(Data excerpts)
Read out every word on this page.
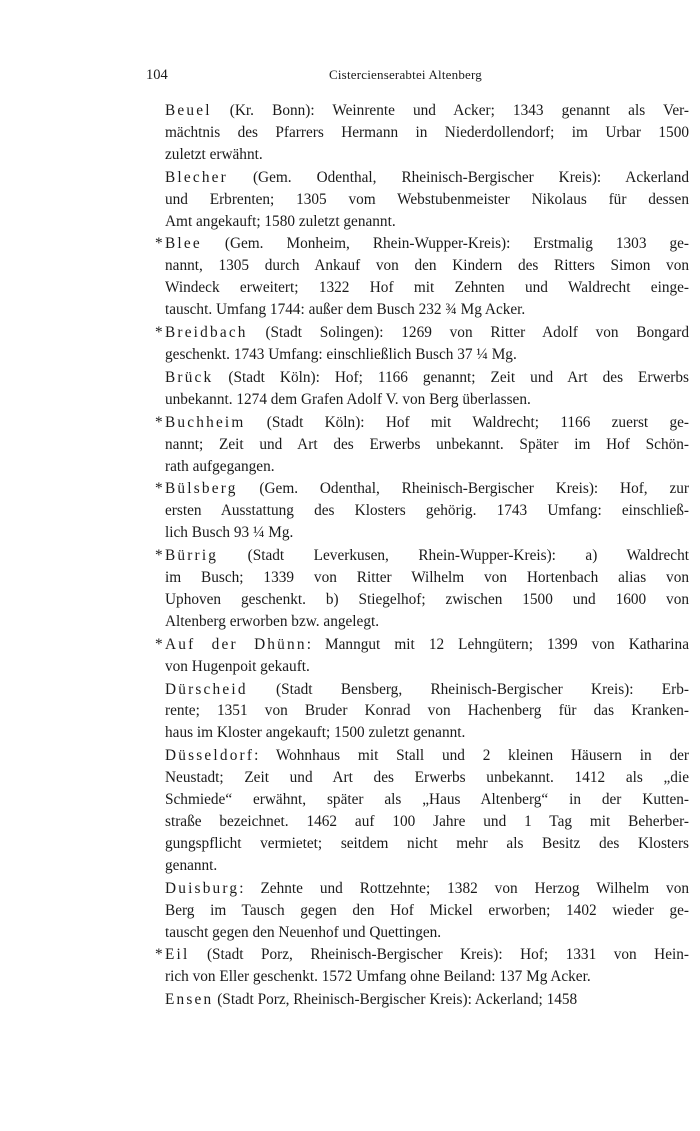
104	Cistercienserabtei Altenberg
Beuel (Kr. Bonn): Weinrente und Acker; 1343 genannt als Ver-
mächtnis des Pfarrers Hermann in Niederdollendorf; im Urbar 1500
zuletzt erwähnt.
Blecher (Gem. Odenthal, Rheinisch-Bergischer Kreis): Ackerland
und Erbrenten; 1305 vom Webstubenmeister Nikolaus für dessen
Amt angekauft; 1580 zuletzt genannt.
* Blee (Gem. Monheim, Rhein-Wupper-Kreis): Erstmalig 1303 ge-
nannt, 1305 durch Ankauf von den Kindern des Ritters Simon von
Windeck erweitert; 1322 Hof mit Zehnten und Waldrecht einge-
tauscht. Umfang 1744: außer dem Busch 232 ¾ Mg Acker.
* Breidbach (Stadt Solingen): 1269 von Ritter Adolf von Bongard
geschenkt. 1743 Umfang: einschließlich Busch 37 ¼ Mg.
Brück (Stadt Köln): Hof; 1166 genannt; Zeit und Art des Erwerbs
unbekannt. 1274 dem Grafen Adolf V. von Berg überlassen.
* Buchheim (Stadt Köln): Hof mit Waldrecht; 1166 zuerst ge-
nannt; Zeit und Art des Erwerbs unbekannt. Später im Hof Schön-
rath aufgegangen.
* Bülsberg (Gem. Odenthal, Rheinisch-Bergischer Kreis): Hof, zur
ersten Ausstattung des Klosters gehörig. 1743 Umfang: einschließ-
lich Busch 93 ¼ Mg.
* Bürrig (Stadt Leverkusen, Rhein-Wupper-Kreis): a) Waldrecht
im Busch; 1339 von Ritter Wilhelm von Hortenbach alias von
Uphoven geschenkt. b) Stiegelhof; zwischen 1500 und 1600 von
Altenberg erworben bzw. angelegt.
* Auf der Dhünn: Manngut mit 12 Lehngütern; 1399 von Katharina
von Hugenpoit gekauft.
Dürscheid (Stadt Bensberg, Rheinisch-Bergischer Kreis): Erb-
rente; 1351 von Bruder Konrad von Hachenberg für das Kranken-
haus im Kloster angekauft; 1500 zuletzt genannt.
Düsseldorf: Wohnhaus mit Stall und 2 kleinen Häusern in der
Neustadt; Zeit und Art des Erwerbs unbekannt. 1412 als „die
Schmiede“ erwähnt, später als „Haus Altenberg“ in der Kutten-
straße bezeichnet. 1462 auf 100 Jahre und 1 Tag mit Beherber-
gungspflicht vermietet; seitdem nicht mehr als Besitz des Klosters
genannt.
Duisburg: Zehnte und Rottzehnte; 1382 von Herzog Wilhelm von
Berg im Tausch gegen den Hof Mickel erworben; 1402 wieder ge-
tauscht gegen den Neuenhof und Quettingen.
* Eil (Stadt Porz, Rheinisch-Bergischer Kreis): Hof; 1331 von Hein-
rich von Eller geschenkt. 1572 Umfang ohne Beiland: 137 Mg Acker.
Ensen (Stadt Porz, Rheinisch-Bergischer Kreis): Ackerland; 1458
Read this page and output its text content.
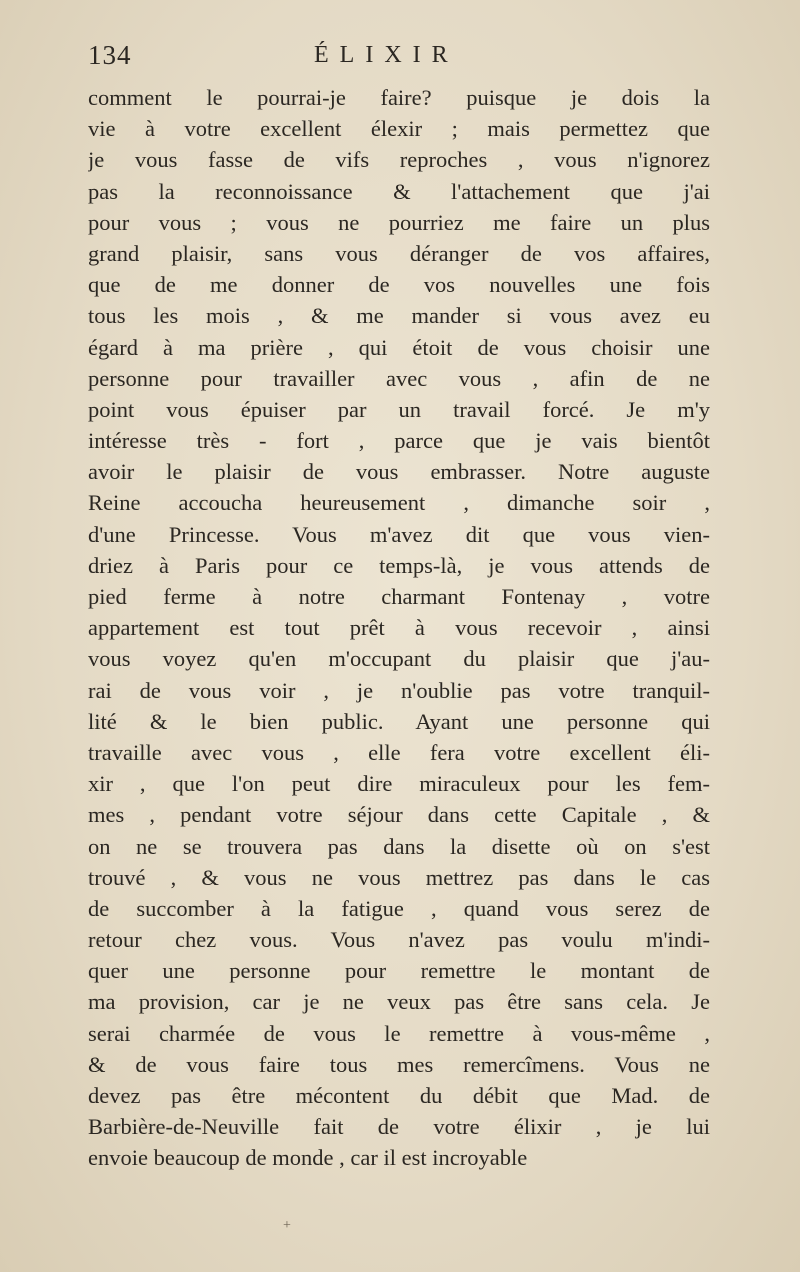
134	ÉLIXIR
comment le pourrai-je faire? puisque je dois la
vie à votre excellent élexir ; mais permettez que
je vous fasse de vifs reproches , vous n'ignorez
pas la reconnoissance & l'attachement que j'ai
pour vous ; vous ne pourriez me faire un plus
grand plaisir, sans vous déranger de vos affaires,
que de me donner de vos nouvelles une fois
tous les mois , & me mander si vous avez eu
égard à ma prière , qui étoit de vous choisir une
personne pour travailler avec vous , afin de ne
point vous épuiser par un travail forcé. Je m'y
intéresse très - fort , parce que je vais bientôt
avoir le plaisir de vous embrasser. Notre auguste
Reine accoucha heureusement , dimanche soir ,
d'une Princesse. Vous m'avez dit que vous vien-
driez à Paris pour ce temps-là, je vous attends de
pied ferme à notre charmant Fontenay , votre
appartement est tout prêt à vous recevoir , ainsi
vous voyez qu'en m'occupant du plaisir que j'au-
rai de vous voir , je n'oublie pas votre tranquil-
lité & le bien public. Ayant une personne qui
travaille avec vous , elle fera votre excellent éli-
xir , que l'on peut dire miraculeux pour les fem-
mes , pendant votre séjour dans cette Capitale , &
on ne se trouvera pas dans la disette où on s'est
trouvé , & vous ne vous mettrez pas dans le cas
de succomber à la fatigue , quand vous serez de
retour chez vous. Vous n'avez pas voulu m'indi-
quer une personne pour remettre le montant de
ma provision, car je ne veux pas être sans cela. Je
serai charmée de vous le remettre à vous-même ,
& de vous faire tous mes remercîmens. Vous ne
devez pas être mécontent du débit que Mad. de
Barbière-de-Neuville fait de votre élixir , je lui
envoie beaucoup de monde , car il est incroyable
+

▸ **Do this**: Copy each line exactly, and leave the pictures out of your copy.

▸ **Task output**:
Read out every word on this page.
104	Cistercienserabtei Altenberg
Beuel (Kr. Bonn): Weinrente und Acker; 1343 genannt als Ver-
mächtnis des Pfarrers Hermann in Niederdollendorf; im Urbar 1500
zuletzt erwähnt.
Blecher (Gem. Odenthal, Rheinisch-Bergischer Kreis): Ackerland
und Erbrenten; 1305 vom Webstubenmeister Nikolaus für dessen
Amt angekauft; 1580 zuletzt genannt.
* Blee (Gem. Monheim, Rhein-Wupper-Kreis): Erstmalig 1303 ge-
nannt, 1305 durch Ankauf von den Kindern des Ritters Simon von
Windeck erweitert; 1322 Hof mit Zehnten und Waldrecht einge-
tauscht. Umfang 1744: außer dem Busch 232 ¾ Mg Acker.
* Breidbach (Stadt Solingen): 1269 von Ritter Adolf von Bongard
geschenkt. 1743 Umfang: einschließlich Busch 37 ¼ Mg.
Brück (Stadt Köln): Hof; 1166 genannt; Zeit und Art des Erwerbs
unbekannt. 1274 dem Grafen Adolf V. von Berg überlassen.
* Buchheim (Stadt Köln): Hof mit Waldrecht; 1166 zuerst ge-
nannt; Zeit und Art des Erwerbs unbekannt. Später im Hof Schön-
rath aufgegangen.
* Bülsberg (Gem. Odenthal, Rheinisch-Bergischer Kreis): Hof, zur
ersten Ausstattung des Klosters gehörig. 1743 Umfang: einschließ-
lich Busch 93 ¼ Mg.
* Bürrig (Stadt Leverkusen, Rhein-Wupper-Kreis): a) Waldrecht
im Busch; 1339 von Ritter Wilhelm von Hortenbach alias von
Uphoven geschenkt. b) Stiegelhof; zwischen 1500 und 1600 von
Altenberg erworben bzw. angelegt.
* Auf der Dhünn: Manngut mit 12 Lehngütern; 1399 von Katharina
von Hugenpoit gekauft.
Dürscheid (Stadt Bensberg, Rheinisch-Bergischer Kreis): Erb-
rente; 1351 von Bruder Konrad von Hachenberg für das Kranken-
haus im Kloster angekauft; 1500 zuletzt genannt.
Düsseldorf: Wohnhaus mit Stall und 2 kleinen Häusern in der
Neustadt; Zeit und Art des Erwerbs unbekannt. 1412 als „die
Schmiede“ erwähnt, später als „Haus Altenberg“ in der Kutten-
straße bezeichnet. 1462 auf 100 Jahre und 1 Tag mit Beherber-
gungspflicht vermietet; seitdem nicht mehr als Besitz des Klosters
genannt.
Duisburg: Zehnte und Rottzehnte; 1382 von Herzog Wilhelm von
Berg im Tausch gegen den Hof Mickel erworben; 1402 wieder ge-
tauscht gegen den Neuenhof und Quettingen.
* Eil (Stadt Porz, Rheinisch-Bergischer Kreis): Hof; 1331 von Hein-
rich von Eller geschenkt. 1572 Umfang ohne Beiland: 137 Mg Acker.
Ensen (Stadt Porz, Rheinisch-Bergischer Kreis): Ackerland; 1458
Read this page and output its text content.
134	ÉLIXIR
comment le pourrai-je faire? puisque je dois la
vie à votre excellent élexir ; mais permettez que
je vous fasse de vifs reproches , vous n'ignorez
pas la reconnoissance & l'attachement que j'ai
pour vous ; vous ne pourriez me faire un plus
grand plaisir, sans vous déranger de vos affaires,
que de me donner de vos nouvelles une fois
tous les mois , & me mander si vous avez eu
égard à ma prière , qui étoit de vous choisir une
personne pour travailler avec vous , afin de ne
point vous épuiser par un travail forcé. Je m'y
intéresse très - fort , parce que je vais bientôt
avoir le plaisir de vous embrasser. Notre auguste
Reine accoucha heureusement , dimanche soir ,
d'une Princesse. Vous m'avez dit que vous vien-
driez à Paris pour ce temps-là, je vous attends de
pied ferme à notre charmant Fontenay , votre
appartement est tout prêt à vous recevoir , ainsi
vous voyez qu'en m'occupant du plaisir que j'au-
rai de vous voir , je n'oublie pas votre tranquil-
lité & le bien public. Ayant une personne qui
travaille avec vous , elle fera votre excellent éli-
xir , que l'on peut dire miraculeux pour les fem-
mes , pendant votre séjour dans cette Capitale , &
on ne se trouvera pas dans la disette où on s'est
trouvé , & vous ne vous mettrez pas dans le cas
de succomber à la fatigue , quand vous serez de
retour chez vous. Vous n'avez pas voulu m'indi-
quer une personne pour remettre le montant de
ma provision, car je ne veux pas être sans cela. Je
serai charmée de vous le remettre à vous-même ,
& de vous faire tous mes remercîmens. Vous ne
devez pas être mécontent du débit que Mad. de
Barbière-de-Neuville fait de votre élixir , je lui
envoie beaucoup de monde , car il est incroyable
+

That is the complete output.